Check every line of the material below for the string "Keywords", and return the ones that have it.

--------------------------------------------------

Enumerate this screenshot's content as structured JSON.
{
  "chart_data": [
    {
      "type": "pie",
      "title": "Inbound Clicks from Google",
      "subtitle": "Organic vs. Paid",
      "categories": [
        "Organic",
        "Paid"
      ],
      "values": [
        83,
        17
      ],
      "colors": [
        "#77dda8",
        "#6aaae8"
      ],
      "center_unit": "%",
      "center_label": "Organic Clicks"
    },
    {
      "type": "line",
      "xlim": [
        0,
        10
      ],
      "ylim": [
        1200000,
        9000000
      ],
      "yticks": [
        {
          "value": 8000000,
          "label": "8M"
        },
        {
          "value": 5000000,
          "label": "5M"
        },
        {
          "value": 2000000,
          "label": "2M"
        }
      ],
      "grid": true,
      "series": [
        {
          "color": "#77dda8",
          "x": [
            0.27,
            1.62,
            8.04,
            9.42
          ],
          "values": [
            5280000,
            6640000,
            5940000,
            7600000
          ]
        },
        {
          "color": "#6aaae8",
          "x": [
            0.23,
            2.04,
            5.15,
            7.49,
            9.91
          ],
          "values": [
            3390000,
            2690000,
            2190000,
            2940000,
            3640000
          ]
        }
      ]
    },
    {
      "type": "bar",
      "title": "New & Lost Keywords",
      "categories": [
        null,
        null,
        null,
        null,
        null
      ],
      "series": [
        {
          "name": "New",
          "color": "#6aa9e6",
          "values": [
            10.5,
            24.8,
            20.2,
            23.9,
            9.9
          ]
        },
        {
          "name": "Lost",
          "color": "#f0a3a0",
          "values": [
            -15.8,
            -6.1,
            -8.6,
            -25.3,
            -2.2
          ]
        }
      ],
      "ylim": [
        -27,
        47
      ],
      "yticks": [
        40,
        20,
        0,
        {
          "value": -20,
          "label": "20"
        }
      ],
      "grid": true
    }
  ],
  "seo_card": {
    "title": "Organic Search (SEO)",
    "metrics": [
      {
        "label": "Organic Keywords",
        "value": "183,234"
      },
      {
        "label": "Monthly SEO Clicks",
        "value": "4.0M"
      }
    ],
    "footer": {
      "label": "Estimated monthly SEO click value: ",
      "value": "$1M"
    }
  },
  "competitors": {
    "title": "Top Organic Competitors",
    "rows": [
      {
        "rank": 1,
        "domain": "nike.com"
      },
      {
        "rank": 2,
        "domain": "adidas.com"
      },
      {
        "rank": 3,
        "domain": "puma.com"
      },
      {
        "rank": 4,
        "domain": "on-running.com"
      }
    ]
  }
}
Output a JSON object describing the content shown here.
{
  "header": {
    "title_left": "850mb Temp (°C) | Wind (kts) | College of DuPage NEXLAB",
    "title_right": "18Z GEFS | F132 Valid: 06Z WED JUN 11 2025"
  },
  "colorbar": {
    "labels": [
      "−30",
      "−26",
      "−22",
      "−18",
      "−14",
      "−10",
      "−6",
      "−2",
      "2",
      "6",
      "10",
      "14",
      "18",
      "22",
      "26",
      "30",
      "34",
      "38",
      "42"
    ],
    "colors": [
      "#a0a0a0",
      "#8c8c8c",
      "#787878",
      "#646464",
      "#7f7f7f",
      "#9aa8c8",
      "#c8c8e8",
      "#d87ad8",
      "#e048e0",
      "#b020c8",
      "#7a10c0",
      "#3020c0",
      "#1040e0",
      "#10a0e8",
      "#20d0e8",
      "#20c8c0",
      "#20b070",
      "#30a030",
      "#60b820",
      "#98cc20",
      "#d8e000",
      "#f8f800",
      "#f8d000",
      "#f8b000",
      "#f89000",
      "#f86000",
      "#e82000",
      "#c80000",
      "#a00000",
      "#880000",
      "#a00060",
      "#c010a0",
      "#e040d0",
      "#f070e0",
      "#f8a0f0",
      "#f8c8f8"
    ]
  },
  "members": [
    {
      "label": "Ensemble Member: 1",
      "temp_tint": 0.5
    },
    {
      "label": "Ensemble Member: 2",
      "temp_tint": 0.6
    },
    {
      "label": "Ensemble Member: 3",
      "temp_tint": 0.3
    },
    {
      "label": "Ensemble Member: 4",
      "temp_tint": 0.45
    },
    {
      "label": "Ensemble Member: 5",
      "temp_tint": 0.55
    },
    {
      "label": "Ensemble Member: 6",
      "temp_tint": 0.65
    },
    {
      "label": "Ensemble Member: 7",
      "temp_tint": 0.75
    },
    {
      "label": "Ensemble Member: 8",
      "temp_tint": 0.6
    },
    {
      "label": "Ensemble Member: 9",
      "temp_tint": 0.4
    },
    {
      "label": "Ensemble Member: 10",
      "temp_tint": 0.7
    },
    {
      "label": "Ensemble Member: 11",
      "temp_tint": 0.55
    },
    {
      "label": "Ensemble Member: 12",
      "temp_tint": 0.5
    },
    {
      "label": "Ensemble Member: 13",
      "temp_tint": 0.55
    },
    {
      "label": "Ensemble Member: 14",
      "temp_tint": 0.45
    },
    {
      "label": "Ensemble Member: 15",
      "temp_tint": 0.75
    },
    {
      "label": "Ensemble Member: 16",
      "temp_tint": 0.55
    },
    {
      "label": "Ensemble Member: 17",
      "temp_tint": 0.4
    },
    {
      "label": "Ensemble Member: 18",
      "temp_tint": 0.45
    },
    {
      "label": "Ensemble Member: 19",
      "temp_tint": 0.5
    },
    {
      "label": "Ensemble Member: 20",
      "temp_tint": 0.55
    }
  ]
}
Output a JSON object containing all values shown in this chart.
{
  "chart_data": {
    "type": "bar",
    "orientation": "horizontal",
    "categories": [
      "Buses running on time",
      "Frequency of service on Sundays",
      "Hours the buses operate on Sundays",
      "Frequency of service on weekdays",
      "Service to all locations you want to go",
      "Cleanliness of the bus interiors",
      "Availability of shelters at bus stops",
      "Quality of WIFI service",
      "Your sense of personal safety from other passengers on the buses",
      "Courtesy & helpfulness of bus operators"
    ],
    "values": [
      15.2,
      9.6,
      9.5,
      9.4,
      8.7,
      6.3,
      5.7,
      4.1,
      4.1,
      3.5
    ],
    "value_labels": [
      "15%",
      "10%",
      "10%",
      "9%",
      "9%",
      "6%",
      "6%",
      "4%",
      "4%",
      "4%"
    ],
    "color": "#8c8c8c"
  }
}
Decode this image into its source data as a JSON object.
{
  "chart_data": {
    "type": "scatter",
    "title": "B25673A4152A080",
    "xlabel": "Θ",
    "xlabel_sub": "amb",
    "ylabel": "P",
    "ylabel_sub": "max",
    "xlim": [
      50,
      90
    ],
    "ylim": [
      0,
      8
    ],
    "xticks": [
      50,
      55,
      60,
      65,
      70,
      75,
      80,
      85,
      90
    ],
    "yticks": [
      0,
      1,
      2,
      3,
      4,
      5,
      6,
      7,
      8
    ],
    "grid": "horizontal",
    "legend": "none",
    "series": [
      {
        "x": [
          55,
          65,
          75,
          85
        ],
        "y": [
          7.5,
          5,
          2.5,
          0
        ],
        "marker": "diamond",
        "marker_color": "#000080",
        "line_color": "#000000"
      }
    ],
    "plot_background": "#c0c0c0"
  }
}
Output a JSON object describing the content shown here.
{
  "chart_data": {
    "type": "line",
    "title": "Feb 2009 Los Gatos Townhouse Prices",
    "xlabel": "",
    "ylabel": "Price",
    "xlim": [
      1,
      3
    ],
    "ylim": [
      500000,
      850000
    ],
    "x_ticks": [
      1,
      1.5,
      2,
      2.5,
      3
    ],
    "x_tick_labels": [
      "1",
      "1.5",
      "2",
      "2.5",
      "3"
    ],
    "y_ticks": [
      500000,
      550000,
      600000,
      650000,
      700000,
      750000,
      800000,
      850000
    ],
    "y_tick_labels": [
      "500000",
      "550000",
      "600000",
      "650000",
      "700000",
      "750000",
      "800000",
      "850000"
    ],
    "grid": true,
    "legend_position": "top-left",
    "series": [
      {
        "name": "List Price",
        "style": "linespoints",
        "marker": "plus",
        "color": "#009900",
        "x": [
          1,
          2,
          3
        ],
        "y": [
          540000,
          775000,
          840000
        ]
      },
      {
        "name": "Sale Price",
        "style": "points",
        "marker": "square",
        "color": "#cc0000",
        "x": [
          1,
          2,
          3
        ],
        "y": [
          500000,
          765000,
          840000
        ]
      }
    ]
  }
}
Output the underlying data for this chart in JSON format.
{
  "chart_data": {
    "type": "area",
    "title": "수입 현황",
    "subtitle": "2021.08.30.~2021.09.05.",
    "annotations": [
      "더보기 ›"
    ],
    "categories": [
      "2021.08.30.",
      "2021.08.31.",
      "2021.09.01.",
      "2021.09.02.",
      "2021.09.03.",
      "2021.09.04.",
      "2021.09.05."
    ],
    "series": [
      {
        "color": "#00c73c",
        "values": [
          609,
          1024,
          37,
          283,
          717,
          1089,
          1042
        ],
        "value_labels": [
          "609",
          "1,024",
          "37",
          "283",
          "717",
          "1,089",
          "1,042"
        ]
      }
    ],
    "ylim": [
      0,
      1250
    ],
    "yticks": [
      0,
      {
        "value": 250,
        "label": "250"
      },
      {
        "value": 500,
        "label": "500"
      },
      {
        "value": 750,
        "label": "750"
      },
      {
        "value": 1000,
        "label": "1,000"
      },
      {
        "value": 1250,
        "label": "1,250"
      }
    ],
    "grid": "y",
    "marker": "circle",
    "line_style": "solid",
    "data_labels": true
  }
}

--------------------------------------------------

● Expected answer
      "title": "New & Lost Keywords",
        "label": "Organic Keywords",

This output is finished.